PARTS OF THE EXERCISE ->
1) Does each statement agree with the Mongolia travel post? (a) Everyone still uses the hotel's old name, Edelweiss. (b) Cap wants to reach Ulaanbaatar for a meeting on Sunday morning. (c) The caretaker at the Deer Stones site works there all year. For each, answer yes or no and quote the deciding words.
2) Reproduce the stretch of the Mongolia travel post from "When last we" through "spend the night.".

TEXT BLOCK ->

--- START ---

When last we saw our intrepid adventurers—before the horrors of multiple computer disasters and restoration chores on this end—they were bundled up against the cold northern Mongolian wind at the exclusive Ashihai Tourist Camp and waving goodbye to the staff who had assembled to see them off.
Being here is worth the cost of the trip,” says Cap. I agree wholeheartedly, though the best part for me was the day trip from the Ashihai tourist camp and the visit with the Mongol herders. And that cup of salted yak milk tea.
They are on a time schedule now, as Cap is anxious to get back to Ulaanbaatar in time to attend a meeting at 2 P.M. Saturday afternoon. We catch up with them in nearby Mӧrӧn, not far from Ashihai but a couple hours closer to their destination, where they have stopped to spend the night.
Now, we’re in Murun, or Moron, or Mӧrӧn—take your pick, as long as you pronounce it Muroon. From now on, I’m going with the Moron spelling, just for kicks and because I’m still reading From Mӧrӧn to Moron.
My room isn’t quite ready, so I wait in the lobby of the hotel where we had lunch a few days ago, looking at a large map. I have a hunch there’s more to the name of this hotel than meets the eye. There’s a sign that says 50/100. The longitudes and latitudes on the large map are too small for me to read, so I take photos and hope to enlarge the numbers later.
|This little girl is so focused on the cartoons playing on the TV above me that she has no idea I'm there.|
Turns out there’s no need because as soon as I walk up the stairs to my room, there are signs everywhere: n 50°” e 100°00” Hotel. And there you go, the latitude and longitude of this hotel that’s named 50 Degree 100 Degree Hotel. Frankly, the old name that everyone still uses, Edelweiss, is much easier.
The adventure for the day is a visit to the Deer Stones. I was absolutely blank on what deer stones were, but I suspected something along the lines of cave art.
The short drive is where Chimdee decided to have some fun and he pushed the pedal of the metal as we rocketed across the flat plain. A caveat: No livestock were harmed during the speed-of-light crossing.
Out in the middle of nowhere is a small shack used by a volunteer caretaker during the summer tourist months, a few signs, and a fenced area surrounding some stones sticking up in the air and some piles of rocks. I am immediately enthralled and wish I had a guide book that would tell me more in depth than I glean from Yusuf. It is not Yusuf’s fault; it’s mine. I simply don’t know enough about this site to ask the questions that would satisfy my curiosity.

--- END ---

[Item positions]
--- START ---

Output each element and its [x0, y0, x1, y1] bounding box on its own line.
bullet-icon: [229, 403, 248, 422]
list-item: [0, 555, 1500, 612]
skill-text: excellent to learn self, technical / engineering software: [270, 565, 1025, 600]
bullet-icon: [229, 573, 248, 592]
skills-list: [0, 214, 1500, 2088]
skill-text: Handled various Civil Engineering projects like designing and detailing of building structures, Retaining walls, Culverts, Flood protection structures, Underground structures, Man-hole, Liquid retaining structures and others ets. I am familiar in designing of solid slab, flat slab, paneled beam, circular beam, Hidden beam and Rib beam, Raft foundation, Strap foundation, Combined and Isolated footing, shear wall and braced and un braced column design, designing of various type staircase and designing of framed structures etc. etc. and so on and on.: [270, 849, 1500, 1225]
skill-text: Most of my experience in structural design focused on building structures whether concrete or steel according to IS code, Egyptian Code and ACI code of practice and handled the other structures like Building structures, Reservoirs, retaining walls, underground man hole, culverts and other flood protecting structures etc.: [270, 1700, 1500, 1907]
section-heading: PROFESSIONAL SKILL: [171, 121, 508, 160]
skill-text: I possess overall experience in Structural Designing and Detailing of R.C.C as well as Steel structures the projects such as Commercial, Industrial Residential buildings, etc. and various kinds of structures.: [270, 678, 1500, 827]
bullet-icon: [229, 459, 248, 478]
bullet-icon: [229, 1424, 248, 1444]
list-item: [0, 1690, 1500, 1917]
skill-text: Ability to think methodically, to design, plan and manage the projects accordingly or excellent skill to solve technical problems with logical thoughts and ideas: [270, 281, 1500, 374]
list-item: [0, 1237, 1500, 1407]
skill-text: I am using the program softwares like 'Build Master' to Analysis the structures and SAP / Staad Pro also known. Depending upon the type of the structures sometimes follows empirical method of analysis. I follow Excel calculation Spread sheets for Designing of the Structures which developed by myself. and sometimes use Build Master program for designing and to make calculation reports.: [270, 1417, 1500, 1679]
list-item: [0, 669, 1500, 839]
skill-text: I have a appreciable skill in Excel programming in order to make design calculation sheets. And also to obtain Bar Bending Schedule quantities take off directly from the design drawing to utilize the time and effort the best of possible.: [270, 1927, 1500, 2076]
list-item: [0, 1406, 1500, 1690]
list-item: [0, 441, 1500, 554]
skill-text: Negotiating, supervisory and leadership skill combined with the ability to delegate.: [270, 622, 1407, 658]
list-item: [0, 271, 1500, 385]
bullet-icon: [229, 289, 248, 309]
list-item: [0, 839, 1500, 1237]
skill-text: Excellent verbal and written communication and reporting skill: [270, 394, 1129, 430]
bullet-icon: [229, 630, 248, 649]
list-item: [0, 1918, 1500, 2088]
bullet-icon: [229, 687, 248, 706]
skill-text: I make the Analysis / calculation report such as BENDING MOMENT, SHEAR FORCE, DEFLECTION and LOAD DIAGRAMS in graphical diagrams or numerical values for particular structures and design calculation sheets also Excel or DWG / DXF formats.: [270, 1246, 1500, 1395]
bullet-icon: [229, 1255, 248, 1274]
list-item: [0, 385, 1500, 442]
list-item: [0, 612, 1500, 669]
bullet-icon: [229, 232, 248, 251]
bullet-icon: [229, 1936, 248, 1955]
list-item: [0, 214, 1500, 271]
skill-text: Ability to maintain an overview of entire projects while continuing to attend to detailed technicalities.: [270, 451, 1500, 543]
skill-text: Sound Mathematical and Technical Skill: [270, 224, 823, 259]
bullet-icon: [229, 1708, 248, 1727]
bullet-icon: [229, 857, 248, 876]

--- END ---

ANSWERS ->
1)
(a) Yes: "the old name that everyone still uses, Edelweiss"
(b) No: "in time to attend a meeting at 2 P.M. Saturday afternoon"
(c) No: "used by a volunteer caretaker during the summer tourist months"

2)
When last we saw our intrepid adventurers—before the horrors of multiple computer disasters and restoration chores on this end—they were bundled up against the cold northern Mongolian wind at the exclusive Ashihai Tourist Camp and waving goodbye to the staff who had assembled to see them off.
Being here is worth the cost of the trip,” says Cap. I agree wholeheartedly, though the best part for me was the day trip from the Ashihai tourist camp and the visit with the Mongol herders. And that cup of salted yak milk tea.
They are on a time schedule now, as Cap is anxious to get back to Ulaanbaatar in time to attend a meeting at 2 P.M. Saturday afternoon. We catch up with them in nearby Mӧrӧn, not far from Ashihai but a couple hours closer to their destination, where they have stopped to spend the night.